> [THE PROBLEM]: Rewrite the material from the line containing "x-tick-label: 2 [315,1173,326,1195]" to the line containing "data-point [336,777,346,787]", substituting "x-axis-label" for "x-tick-label" and leaving everything else unchanged; give only those lines.

> [DATA SUPPLIED]:
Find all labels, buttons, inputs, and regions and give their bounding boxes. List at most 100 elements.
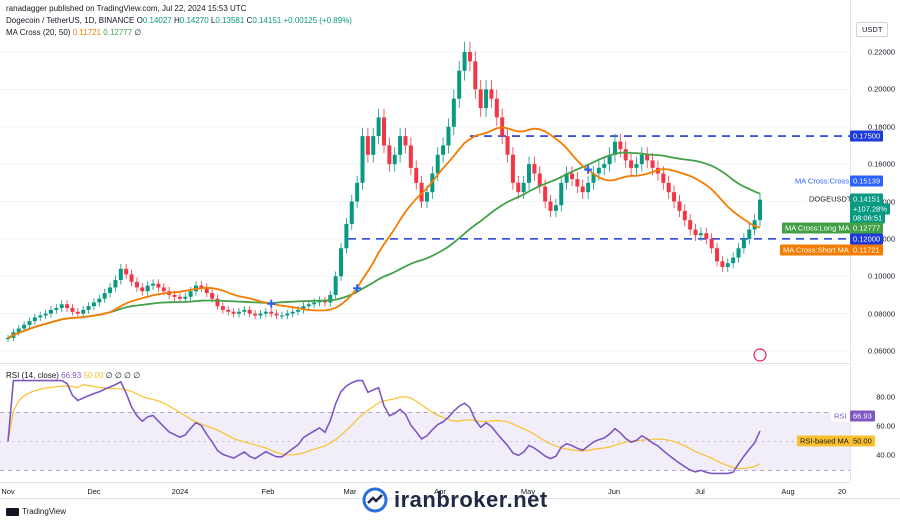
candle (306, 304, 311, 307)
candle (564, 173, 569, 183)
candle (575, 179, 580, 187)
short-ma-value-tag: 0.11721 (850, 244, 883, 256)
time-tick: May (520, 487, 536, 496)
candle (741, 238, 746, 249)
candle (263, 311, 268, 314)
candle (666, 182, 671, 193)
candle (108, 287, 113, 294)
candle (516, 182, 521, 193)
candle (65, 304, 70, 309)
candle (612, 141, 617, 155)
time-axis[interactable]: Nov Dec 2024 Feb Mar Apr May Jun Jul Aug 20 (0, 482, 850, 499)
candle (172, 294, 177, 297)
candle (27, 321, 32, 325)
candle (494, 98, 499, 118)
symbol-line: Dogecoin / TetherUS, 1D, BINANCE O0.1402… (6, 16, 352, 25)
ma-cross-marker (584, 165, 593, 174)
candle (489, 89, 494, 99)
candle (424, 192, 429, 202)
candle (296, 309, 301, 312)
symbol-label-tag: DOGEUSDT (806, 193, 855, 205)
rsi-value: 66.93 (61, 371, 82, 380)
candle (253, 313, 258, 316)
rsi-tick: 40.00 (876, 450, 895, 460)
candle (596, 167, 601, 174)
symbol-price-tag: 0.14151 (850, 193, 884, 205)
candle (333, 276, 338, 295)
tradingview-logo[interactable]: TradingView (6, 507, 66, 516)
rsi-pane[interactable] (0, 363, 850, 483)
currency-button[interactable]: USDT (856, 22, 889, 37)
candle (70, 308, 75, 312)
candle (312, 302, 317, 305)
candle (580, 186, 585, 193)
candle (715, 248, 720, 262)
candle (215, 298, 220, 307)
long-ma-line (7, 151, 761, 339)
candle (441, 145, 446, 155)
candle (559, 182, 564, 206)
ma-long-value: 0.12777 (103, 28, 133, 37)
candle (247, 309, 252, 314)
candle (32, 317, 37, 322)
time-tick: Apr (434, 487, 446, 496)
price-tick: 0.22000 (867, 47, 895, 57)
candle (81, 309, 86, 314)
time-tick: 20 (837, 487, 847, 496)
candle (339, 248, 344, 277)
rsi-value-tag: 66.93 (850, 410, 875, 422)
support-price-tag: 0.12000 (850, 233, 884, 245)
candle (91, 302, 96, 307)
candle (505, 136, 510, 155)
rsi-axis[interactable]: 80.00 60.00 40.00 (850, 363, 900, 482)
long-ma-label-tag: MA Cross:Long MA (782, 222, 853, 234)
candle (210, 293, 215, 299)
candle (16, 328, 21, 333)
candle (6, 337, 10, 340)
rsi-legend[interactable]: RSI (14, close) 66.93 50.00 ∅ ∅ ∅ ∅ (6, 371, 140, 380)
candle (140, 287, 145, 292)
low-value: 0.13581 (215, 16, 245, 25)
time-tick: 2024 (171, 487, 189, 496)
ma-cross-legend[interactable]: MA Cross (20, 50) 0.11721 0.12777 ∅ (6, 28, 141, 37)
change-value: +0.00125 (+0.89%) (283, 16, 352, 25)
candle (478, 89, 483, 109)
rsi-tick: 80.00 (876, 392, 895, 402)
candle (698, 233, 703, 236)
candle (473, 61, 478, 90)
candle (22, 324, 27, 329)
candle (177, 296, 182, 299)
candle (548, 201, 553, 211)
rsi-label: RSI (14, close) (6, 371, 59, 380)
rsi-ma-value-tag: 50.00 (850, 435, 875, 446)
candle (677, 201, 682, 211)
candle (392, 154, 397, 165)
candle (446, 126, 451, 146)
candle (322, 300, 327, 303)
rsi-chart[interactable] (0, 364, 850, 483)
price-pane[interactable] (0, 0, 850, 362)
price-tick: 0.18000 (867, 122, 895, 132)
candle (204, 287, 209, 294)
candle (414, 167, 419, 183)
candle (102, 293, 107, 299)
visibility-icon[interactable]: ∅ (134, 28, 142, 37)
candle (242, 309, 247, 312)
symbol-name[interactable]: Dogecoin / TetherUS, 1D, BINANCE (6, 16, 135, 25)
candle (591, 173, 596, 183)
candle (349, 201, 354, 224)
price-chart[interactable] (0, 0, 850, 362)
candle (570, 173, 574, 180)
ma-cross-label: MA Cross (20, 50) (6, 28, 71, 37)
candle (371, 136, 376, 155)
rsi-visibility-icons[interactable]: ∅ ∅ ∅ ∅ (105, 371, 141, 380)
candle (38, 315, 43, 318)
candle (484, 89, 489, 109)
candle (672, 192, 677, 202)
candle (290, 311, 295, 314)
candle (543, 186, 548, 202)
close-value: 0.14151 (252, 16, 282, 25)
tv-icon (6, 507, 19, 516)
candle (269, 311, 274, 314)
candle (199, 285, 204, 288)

--

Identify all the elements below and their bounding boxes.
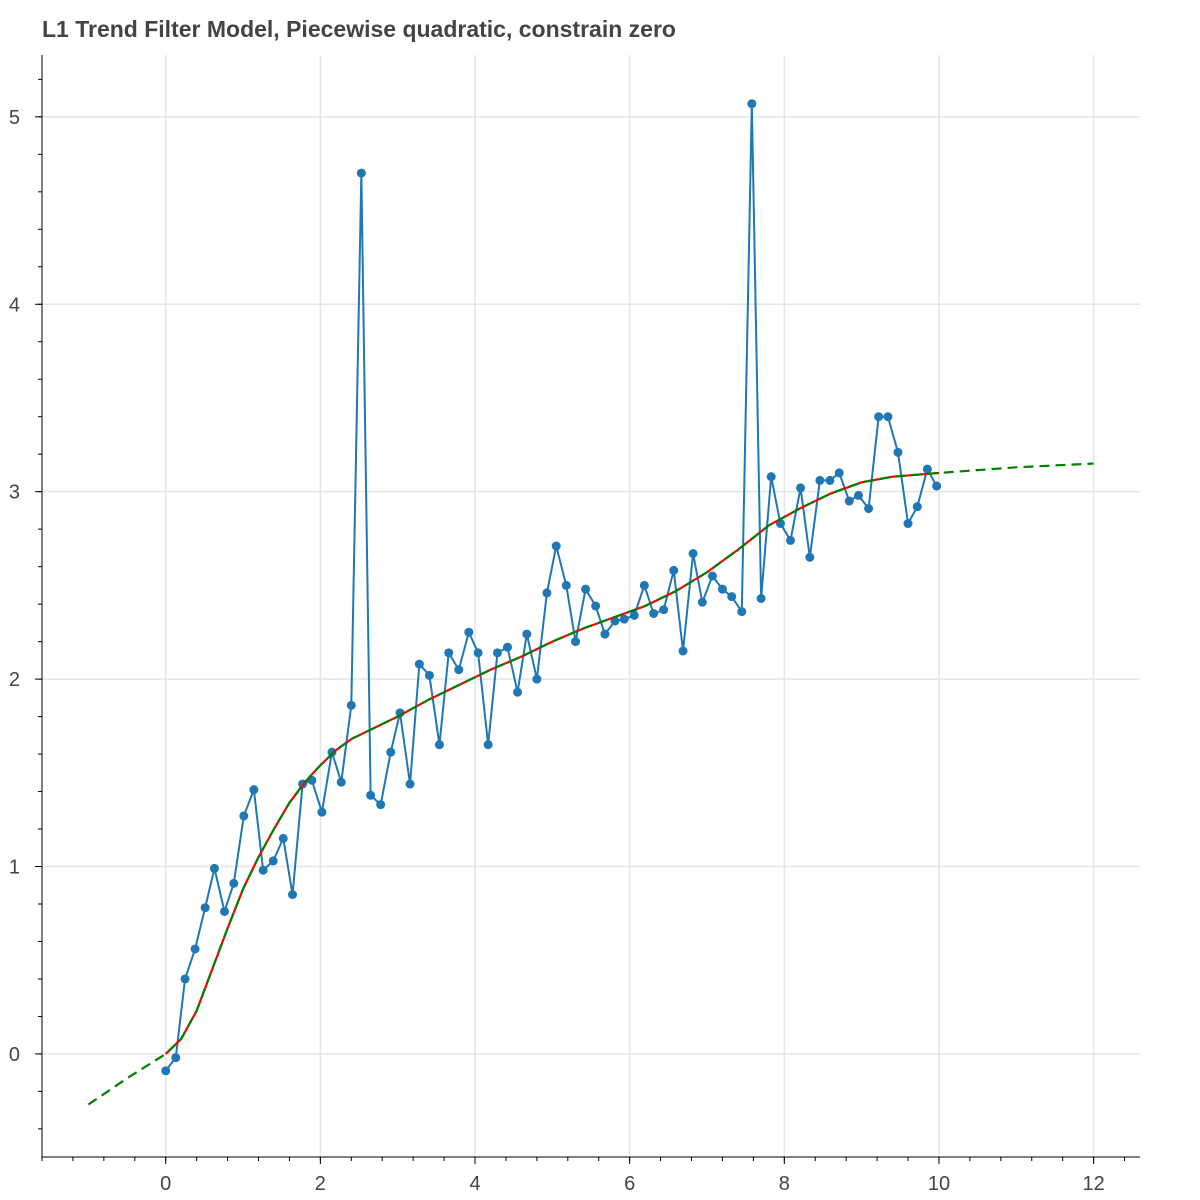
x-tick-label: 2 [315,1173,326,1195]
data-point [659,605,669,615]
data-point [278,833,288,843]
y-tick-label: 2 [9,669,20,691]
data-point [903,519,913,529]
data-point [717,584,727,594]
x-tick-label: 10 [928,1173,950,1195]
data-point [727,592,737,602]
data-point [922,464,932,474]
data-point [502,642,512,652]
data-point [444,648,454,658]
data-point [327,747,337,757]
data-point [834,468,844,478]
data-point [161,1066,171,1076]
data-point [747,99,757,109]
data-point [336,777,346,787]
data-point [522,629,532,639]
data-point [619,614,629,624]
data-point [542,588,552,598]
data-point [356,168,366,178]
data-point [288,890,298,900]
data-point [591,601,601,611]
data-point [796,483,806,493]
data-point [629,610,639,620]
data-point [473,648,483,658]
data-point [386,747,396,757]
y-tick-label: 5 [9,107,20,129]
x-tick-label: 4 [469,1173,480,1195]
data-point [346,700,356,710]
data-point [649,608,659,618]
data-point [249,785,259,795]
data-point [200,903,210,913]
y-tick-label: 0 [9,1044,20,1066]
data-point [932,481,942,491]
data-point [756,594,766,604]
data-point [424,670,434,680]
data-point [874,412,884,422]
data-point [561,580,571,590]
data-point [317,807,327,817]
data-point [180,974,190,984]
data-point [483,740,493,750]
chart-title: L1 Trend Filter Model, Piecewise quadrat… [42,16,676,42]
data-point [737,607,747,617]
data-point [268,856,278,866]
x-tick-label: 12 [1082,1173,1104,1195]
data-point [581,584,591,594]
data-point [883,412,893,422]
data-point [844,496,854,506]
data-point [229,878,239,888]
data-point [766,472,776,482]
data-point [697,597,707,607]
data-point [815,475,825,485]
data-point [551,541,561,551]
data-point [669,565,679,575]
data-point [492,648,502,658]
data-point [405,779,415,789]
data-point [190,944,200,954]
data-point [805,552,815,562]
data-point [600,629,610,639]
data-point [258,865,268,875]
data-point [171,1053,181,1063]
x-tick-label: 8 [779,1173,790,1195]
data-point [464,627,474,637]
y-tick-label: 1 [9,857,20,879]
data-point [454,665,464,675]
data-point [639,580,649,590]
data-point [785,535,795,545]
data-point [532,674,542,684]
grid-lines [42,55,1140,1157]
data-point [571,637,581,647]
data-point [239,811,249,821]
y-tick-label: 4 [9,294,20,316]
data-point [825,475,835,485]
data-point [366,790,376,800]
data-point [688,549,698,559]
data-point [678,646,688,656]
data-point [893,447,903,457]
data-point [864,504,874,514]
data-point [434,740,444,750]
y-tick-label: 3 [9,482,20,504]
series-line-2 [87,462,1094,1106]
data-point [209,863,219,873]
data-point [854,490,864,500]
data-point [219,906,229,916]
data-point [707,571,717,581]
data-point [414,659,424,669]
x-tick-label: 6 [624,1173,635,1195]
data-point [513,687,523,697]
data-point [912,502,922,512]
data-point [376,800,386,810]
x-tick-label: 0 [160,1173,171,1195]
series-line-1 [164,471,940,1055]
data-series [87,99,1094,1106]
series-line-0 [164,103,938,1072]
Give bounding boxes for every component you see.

> [RESULT OF THE EXERCISE]:
x-axis-label: 2 [315,1173,326,1195]
data-point [659,605,669,615]
data-point [278,833,288,843]
y-tick-label: 2 [9,669,20,691]
data-point [903,519,913,529]
data-point [717,584,727,594]
x-axis-label: 10 [928,1173,950,1195]
data-point [727,592,737,602]
data-point [922,464,932,474]
data-point [502,642,512,652]
data-point [444,648,454,658]
data-point [327,747,337,757]
data-point [834,468,844,478]
data-point [161,1066,171,1076]
data-point [747,99,757,109]
data-point [336,777,346,787]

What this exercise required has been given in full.